### WORK TO DO
Give back the whole listing exactly as shown.

##### EXTRACTED ENTRIES

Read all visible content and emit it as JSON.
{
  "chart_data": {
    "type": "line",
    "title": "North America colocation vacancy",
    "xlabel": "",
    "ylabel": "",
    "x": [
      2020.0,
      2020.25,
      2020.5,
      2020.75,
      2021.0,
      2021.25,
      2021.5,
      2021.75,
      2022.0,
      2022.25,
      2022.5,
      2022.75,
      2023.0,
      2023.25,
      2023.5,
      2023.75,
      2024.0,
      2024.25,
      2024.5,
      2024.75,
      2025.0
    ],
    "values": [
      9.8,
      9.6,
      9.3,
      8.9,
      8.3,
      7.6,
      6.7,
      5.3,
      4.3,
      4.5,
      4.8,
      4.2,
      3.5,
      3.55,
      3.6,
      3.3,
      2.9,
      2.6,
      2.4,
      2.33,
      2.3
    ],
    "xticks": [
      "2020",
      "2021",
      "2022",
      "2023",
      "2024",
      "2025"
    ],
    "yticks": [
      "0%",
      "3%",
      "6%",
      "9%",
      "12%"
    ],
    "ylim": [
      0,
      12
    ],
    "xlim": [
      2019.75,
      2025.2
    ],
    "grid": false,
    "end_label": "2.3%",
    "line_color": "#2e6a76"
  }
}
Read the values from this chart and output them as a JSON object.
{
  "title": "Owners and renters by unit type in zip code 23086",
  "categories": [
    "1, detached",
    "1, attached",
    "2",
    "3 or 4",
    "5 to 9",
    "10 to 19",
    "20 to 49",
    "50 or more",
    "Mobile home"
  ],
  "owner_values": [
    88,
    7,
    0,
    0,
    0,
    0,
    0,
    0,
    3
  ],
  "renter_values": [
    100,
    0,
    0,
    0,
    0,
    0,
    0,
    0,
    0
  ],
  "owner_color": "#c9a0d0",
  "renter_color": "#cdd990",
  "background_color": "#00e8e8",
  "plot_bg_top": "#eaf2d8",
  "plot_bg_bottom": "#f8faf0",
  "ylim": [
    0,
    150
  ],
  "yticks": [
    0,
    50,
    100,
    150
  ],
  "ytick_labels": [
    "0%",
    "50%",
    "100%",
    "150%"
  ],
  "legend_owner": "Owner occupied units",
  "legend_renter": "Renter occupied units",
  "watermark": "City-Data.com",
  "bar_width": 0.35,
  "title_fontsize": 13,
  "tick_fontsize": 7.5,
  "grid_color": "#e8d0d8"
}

##########

### EXERCISE RESULT
Read all visible content and emit it as JSON.
{
  "chart_data": {
    "type": "line",
    "title": "North America colocation vacancy",
    "xlabel": "",
    "ylabel": "",
    "x": [
      2020.0,
      2020.25,
      2020.5,
      2020.75,
      2021.0,
      2021.25,
      2021.5,
      2021.75,
      2022.0,
      2022.25,
      2022.5,
      2022.75,
      2023.0,
      2023.25,
      2023.5,
      2023.75,
      2024.0,
      2024.25,
      2024.5,
      2024.75,
      2025.0
    ],
    "values": [
      9.8,
      9.6,
      9.3,
      8.9,
      8.3,
      7.6,
      6.7,
      5.3,
      4.3,
      4.5,
      4.8,
      4.2,
      3.5,
      3.55,
      3.6,
      3.3,
      2.9,
      2.6,
      2.4,
      2.33,
      2.3
    ],
    "xticks": [
      "2020",
      "2021",
      "2022",
      "2023",
      "2024",
      "2025"
    ],
    "yticks": [
      "0%",
      "3%",
      "6%",
      "9%",
      "12%"
    ],
    "ylim": [
      0,
      12
    ],
    "xlim": [
      2019.75,
      2025.2
    ],
    "grid": false,
    "end_label": "2.3%",
    "line_color": "#2e6a76"
  }
}
Read the values from this chart and output them as a JSON object.
{
  "title": "Owners and renters by unit type in zip code 23086",
  "categories": [
    "1, detached",
    "1, attached",
    "2",
    "3 or 4",
    "5 to 9",
    "10 to 19",
    "20 to 49",
    "50 or more",
    "Mobile home"
  ],
  "owner_values": [
    88,
    7,
    0,
    0,
    0,
    0,
    0,
    0,
    3
  ],
  "renter_values": [
    100,
    0,
    0,
    0,
    0,
    0,
    0,
    0,
    0
  ],
  "owner_color": "#c9a0d0",
  "renter_color": "#cdd990",
  "background_color": "#00e8e8",
  "plot_bg_top": "#eaf2d8",
  "plot_bg_bottom": "#f8faf0",
  "ylim": [
    0,
    150
  ],
  "yticks": [
    0,
    50,
    100,
    150
  ],
  "ytick_labels": [
    "0%",
    "50%",
    "100%",
    "150%"
  ],
  "legend_owner": "Owner occupied units",
  "legend_renter": "Renter occupied units",
  "watermark": "City-Data.com",
  "bar_width": 0.35,
  "title_fontsize": 13,
  "tick_fontsize": 7.5,
  "grid_color": "#e8d0d8"
}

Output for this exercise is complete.